▶ _EXERCISE DESCRIPTION_: The reply should give back every entry exactly as written.

▶ _DATA SHOWN_:
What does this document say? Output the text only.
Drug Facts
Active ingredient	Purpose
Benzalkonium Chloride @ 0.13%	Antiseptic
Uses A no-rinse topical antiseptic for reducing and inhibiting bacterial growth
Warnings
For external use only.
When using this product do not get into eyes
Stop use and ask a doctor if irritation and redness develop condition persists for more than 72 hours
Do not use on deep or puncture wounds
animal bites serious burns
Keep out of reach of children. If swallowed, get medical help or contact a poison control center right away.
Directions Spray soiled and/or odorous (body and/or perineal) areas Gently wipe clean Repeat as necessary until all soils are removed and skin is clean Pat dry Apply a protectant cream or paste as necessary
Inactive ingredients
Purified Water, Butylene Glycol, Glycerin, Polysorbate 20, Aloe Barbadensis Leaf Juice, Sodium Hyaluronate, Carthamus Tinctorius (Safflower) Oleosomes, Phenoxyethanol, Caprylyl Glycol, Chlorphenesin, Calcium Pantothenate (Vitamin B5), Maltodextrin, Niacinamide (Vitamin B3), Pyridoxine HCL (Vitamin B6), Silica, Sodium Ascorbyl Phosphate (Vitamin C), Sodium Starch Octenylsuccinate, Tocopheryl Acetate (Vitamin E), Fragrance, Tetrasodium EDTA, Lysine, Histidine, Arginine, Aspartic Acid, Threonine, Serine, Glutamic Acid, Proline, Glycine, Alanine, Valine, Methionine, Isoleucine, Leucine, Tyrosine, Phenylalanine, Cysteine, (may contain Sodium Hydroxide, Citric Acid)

▶ _EXPECTED ANSWER_:
What does this document say? Output the text only.
Drug Facts
Active ingredient	Purpose
Benzalkonium Chloride @ 0.13%	Antiseptic
Uses A no-rinse topical antiseptic for reducing and inhibiting bacterial growth
Warnings
For external use only.
When using this product do not get into eyes
Stop use and ask a doctor if irritation and redness develop condition persists for more than 72 hours
Do not use on deep or puncture wounds
animal bites serious burns
Keep out of reach of children. If swallowed, get medical help or contact a poison control center right away.
Directions Spray soiled and/or odorous (body and/or perineal) areas Gently wipe clean Repeat as necessary until all soils are removed and skin is clean Pat dry Apply a protectant cream or paste as necessary
Inactive ingredients
Purified Water, Butylene Glycol, Glycerin, Polysorbate 20, Aloe Barbadensis Leaf Juice, Sodium Hyaluronate, Carthamus Tinctorius (Safflower) Oleosomes, Phenoxyethanol, Caprylyl Glycol, Chlorphenesin, Calcium Pantothenate (Vitamin B5), Maltodextrin, Niacinamide (Vitamin B3), Pyridoxine HCL (Vitamin B6), Silica, Sodium Ascorbyl Phosphate (Vitamin C), Sodium Starch Octenylsuccinate, Tocopheryl Acetate (Vitamin E), Fragrance, Tetrasodium EDTA, Lysine, Histidine, Arginine, Aspartic Acid, Threonine, Serine, Glutamic Acid, Proline, Glycine, Alanine, Valine, Methionine, Isoleucine, Leucine, Tyrosine, Phenylalanine, Cysteine, (may contain Sodium Hydroxide, Citric Acid)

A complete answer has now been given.